### Direction
Answer with a single number: the count of lines that hold "about".

─── Provided information

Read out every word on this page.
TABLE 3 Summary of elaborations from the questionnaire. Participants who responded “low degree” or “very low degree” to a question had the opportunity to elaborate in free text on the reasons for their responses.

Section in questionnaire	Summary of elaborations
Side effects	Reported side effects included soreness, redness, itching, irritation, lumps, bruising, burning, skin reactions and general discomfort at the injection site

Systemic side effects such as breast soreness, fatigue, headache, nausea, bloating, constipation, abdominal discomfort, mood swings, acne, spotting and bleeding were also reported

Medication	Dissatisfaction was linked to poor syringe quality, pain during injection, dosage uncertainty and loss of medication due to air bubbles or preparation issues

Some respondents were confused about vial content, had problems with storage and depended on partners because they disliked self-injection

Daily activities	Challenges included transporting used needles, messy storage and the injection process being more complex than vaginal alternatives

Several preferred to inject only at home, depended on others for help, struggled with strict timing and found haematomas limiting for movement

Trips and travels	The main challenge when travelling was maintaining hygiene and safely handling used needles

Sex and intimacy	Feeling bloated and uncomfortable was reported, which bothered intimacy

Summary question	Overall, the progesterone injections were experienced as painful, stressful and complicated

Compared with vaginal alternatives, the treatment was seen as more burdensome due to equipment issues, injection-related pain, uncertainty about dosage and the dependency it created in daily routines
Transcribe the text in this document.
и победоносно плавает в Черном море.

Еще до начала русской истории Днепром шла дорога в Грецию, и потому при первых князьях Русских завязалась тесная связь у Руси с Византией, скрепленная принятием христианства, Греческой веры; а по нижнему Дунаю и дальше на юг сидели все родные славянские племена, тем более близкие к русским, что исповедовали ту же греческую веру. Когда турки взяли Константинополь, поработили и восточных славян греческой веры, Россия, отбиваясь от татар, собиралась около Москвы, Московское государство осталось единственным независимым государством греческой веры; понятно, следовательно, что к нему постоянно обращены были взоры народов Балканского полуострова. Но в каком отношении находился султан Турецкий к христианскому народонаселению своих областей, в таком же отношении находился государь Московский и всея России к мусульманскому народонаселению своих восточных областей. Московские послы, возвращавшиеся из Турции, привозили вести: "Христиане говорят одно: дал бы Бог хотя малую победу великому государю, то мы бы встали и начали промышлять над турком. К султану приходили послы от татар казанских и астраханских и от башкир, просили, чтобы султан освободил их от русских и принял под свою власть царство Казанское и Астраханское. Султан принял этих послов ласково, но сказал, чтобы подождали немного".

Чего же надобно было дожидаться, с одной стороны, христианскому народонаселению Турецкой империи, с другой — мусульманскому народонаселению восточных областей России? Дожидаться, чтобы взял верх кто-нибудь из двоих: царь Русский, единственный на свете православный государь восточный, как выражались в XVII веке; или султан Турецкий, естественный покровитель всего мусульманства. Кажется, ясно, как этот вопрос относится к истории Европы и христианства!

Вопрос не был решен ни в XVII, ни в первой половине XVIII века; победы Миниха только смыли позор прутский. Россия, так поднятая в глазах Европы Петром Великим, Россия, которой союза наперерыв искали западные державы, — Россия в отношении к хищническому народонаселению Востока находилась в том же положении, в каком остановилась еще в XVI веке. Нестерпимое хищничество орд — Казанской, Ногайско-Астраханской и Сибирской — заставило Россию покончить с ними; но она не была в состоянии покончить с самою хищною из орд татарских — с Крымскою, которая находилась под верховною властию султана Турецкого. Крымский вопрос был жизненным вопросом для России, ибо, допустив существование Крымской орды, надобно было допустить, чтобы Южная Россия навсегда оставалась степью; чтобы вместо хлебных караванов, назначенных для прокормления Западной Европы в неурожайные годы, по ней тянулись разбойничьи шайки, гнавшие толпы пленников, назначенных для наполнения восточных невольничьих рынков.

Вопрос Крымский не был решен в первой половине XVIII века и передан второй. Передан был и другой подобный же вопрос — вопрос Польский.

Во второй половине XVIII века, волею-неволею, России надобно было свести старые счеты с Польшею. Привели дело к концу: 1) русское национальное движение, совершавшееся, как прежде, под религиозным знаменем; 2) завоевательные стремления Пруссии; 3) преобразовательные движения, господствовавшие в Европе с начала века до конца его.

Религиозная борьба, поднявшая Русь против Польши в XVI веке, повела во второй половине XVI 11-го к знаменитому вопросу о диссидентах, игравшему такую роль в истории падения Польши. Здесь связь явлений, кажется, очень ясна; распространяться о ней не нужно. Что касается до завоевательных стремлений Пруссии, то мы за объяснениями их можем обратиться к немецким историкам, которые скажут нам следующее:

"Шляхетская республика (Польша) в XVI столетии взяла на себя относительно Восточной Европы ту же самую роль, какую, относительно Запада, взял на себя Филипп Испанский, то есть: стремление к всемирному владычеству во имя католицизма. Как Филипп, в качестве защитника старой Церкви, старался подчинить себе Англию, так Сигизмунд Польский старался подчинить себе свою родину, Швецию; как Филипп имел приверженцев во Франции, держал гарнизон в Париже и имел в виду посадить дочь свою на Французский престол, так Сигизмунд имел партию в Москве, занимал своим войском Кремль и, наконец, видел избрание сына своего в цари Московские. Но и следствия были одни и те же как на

──────
─── Provided information

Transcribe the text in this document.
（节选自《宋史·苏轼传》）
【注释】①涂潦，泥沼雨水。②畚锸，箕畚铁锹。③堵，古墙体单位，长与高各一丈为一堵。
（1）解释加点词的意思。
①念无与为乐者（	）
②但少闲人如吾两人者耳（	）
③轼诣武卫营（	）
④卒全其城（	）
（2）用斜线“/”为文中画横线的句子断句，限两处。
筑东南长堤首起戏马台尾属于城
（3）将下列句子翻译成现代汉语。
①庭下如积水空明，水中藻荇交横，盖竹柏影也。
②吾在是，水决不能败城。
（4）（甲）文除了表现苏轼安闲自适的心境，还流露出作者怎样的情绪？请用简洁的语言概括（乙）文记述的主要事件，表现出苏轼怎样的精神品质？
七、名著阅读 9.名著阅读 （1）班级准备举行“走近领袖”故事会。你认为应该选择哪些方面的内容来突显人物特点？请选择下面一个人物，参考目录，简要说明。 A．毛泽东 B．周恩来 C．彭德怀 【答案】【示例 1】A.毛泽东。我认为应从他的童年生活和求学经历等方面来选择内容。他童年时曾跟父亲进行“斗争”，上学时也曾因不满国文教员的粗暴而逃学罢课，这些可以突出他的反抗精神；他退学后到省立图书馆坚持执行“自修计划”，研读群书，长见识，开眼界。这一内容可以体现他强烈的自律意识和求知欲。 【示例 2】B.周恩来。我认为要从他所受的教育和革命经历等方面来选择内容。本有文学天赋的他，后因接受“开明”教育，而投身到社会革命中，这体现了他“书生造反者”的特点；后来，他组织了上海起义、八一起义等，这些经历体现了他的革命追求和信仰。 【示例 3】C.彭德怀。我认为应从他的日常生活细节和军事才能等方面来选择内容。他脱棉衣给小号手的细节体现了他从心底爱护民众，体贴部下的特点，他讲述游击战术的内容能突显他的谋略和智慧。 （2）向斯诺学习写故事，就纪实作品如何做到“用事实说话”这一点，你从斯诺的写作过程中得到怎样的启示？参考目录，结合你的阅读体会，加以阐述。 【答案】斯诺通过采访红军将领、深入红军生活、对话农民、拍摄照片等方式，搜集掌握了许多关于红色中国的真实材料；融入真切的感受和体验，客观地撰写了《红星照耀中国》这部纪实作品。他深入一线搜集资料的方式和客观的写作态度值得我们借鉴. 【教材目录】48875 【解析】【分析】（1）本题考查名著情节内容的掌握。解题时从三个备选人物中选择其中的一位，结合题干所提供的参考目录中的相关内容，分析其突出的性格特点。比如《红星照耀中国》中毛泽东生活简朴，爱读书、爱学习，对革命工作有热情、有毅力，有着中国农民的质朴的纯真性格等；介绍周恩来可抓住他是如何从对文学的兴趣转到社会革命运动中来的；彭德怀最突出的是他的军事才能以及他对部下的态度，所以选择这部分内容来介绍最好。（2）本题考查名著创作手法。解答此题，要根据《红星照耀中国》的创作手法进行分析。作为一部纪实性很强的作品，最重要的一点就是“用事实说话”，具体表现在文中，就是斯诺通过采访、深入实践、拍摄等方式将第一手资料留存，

──────
─── Provided information

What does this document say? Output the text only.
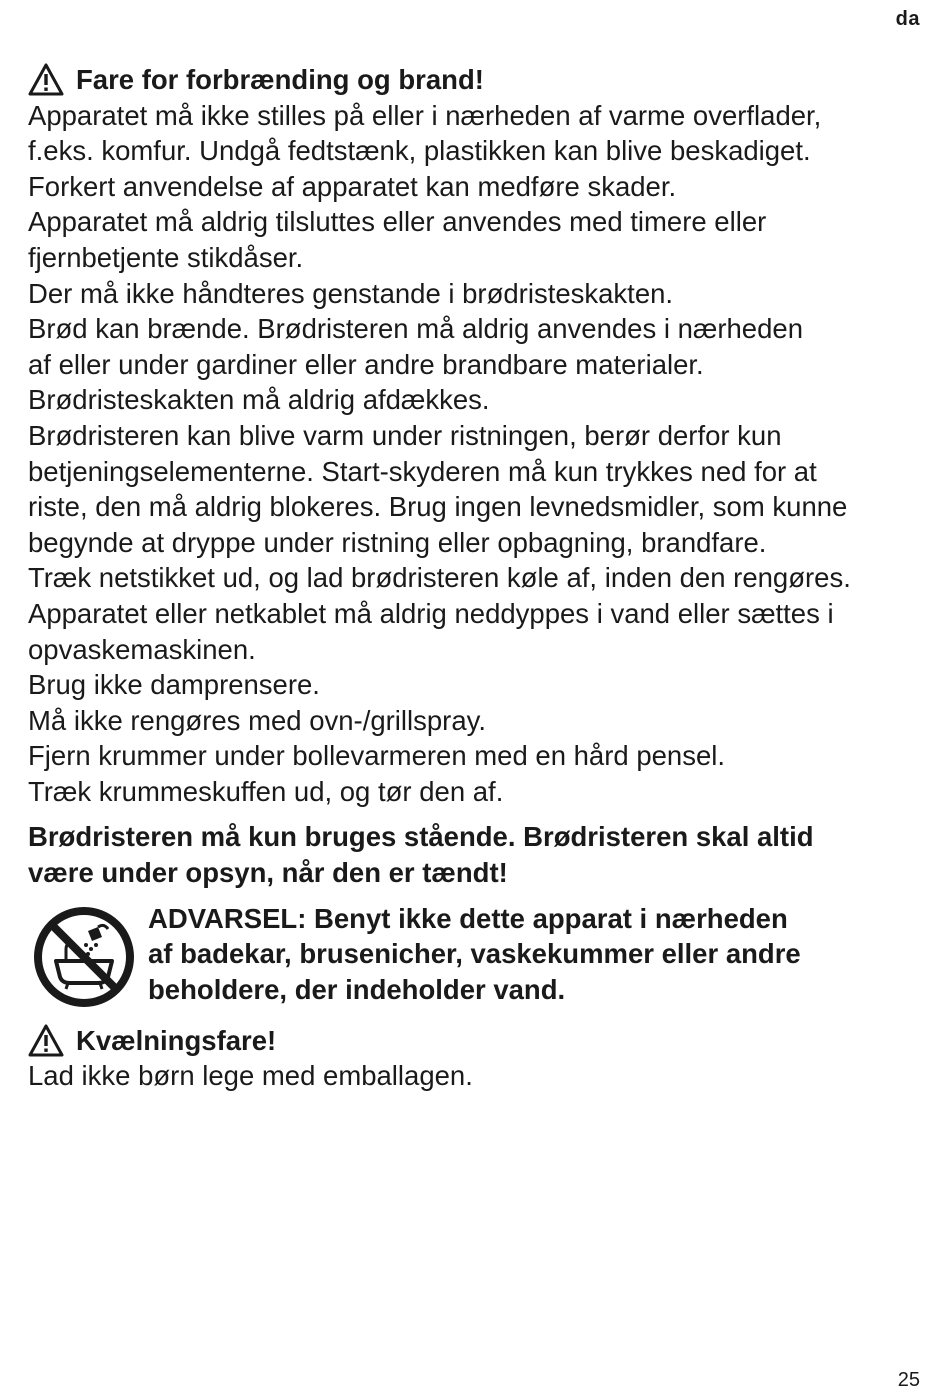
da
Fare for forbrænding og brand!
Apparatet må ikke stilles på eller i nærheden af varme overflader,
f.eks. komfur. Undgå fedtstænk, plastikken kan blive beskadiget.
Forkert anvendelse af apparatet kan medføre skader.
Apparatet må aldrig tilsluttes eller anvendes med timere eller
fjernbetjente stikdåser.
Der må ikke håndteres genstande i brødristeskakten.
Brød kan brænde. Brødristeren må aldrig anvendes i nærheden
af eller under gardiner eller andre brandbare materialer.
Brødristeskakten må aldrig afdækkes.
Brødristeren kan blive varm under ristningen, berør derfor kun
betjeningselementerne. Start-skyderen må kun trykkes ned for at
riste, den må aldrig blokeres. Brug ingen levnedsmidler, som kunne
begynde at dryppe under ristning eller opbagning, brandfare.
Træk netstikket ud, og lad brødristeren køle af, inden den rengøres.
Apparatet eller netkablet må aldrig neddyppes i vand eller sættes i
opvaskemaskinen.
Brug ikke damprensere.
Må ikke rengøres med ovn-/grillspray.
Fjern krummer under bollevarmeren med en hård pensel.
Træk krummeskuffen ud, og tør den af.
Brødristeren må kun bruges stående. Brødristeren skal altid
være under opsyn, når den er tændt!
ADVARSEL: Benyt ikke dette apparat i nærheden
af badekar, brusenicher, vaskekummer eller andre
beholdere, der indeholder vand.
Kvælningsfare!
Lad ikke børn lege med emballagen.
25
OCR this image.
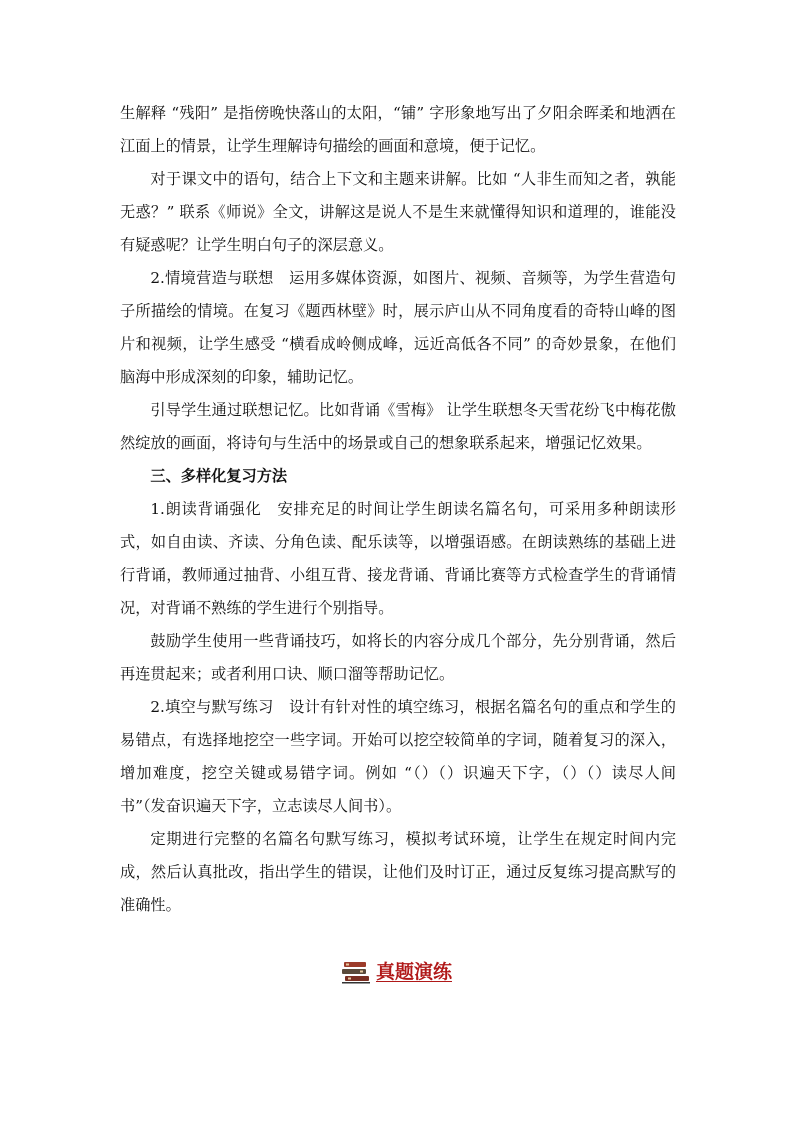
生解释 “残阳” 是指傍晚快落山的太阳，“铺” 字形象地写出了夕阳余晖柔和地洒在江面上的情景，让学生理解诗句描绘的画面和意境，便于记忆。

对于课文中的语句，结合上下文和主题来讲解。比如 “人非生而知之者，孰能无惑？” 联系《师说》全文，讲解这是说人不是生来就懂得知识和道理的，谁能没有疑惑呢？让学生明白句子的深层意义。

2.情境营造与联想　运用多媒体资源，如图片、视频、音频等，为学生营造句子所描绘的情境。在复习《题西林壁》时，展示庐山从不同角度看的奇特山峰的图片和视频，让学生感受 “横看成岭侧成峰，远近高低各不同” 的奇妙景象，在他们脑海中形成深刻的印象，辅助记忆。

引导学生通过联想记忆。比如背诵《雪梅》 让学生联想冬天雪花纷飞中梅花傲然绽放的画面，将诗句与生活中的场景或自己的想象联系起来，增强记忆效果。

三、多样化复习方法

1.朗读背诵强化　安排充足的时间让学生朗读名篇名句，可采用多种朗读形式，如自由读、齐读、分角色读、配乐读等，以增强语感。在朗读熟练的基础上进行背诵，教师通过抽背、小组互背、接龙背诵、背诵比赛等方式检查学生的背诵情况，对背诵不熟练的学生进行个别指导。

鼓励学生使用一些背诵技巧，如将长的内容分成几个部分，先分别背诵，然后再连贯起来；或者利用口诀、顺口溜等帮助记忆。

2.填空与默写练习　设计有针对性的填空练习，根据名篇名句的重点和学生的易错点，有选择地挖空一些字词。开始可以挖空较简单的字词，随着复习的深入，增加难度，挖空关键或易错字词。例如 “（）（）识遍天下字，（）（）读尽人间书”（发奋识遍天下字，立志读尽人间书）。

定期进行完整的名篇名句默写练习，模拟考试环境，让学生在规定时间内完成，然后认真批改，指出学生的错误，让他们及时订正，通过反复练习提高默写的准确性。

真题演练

──────

### Problem solution
2